## START Stored data
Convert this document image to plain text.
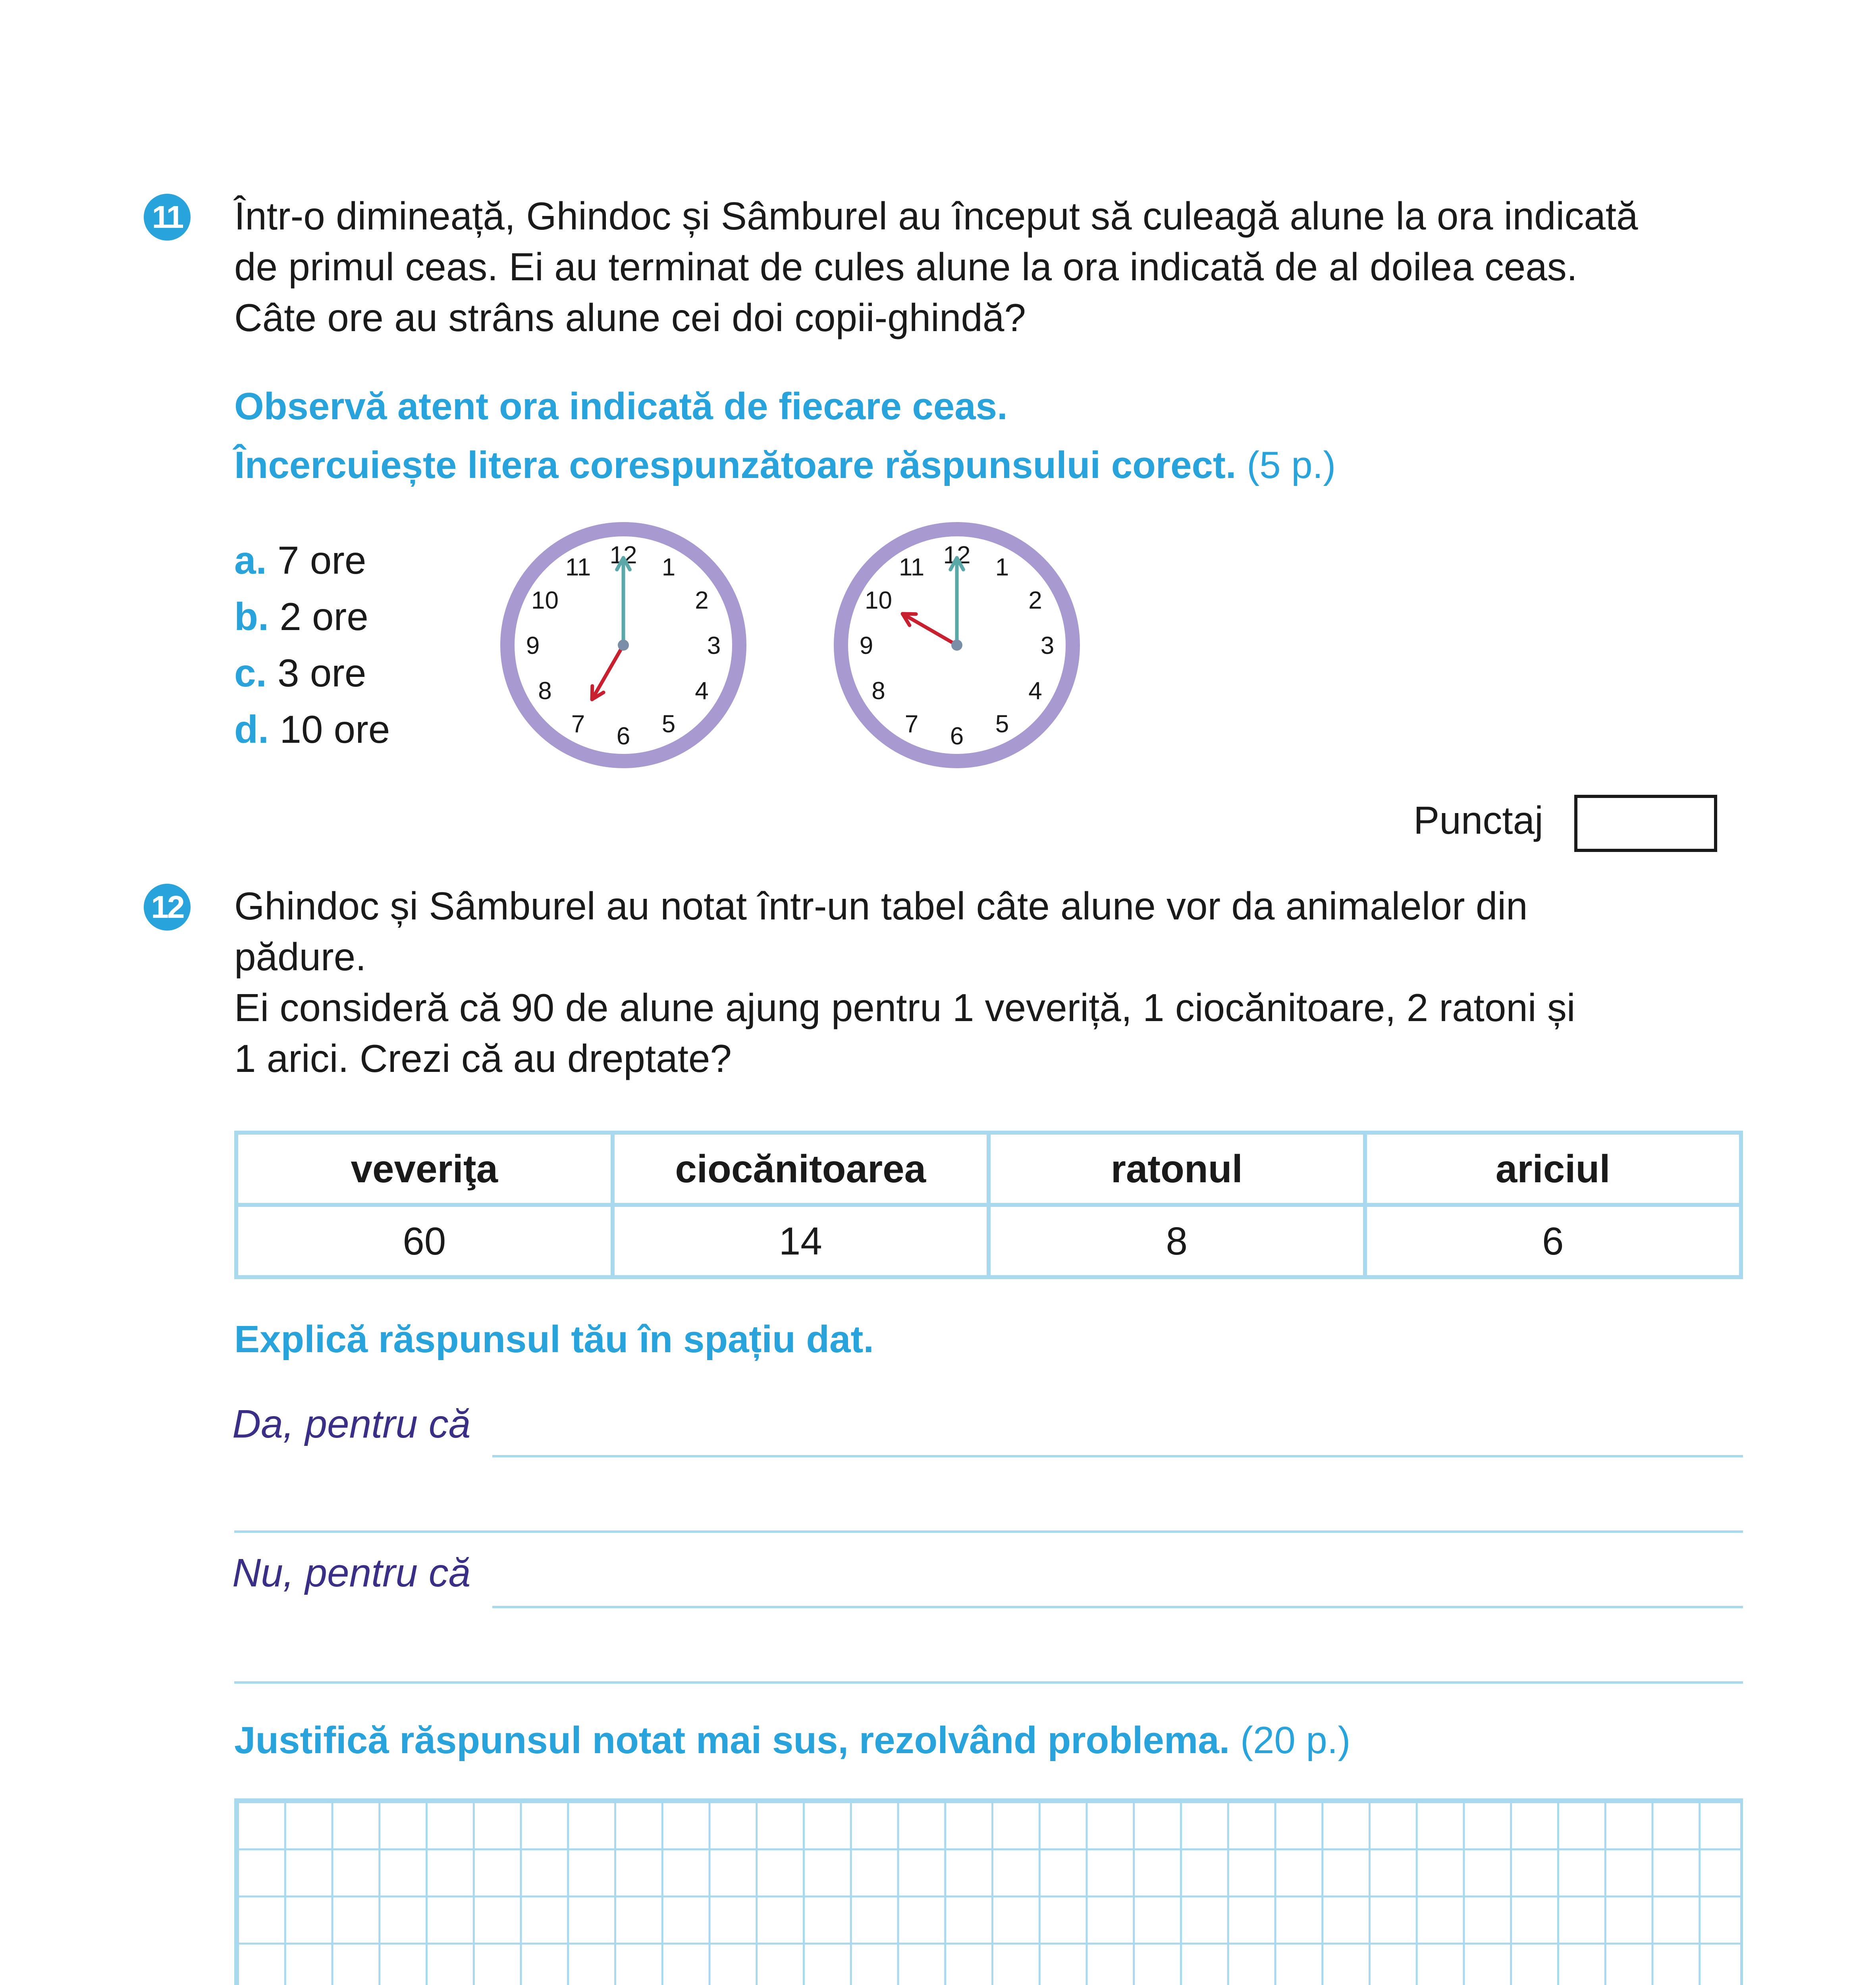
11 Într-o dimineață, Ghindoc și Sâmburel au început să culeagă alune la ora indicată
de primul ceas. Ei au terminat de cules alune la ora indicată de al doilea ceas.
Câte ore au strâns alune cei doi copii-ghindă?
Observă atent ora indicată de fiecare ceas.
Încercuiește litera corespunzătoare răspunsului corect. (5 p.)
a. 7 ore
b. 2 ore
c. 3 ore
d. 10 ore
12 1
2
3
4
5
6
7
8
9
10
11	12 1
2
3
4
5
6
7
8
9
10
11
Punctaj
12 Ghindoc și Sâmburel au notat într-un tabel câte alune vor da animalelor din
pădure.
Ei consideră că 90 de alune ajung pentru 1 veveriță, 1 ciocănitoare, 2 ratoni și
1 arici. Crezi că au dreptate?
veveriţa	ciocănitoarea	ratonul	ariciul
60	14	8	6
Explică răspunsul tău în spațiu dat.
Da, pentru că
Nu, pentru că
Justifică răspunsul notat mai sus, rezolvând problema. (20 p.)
## END Stored data
Problem details
Without including any pictures, print each record exactly.

Response to the task
Convert this document image to plain text.
11 Într-o dimineață, Ghindoc și Sâmburel au început să culeagă alune la ora indicată
de primul ceas. Ei au terminat de cules alune la ora indicată de al doilea ceas.
Câte ore au strâns alune cei doi copii-ghindă?
Observă atent ora indicată de fiecare ceas.
Încercuiește litera corespunzătoare răspunsului corect. (5 p.)
a. 7 ore
b. 2 ore
c. 3 ore
d. 10 ore
12 1
2
3
4
5
6
7
8
9
10
11	12 1
2
3
4
5
6
7
8
9
10
11
Punctaj
12 Ghindoc și Sâmburel au notat într-un tabel câte alune vor da animalelor din
pădure.
Ei consideră că 90 de alune ajung pentru 1 veveriță, 1 ciocănitoare, 2 ratoni și
1 arici. Crezi că au dreptate?
veveriţa	ciocănitoarea	ratonul	ariciul
60	14	8	6
Explică răspunsul tău în spațiu dat.
Da, pentru că
Nu, pentru că
Justifică răspunsul notat mai sus, rezolvând problema. (20 p.)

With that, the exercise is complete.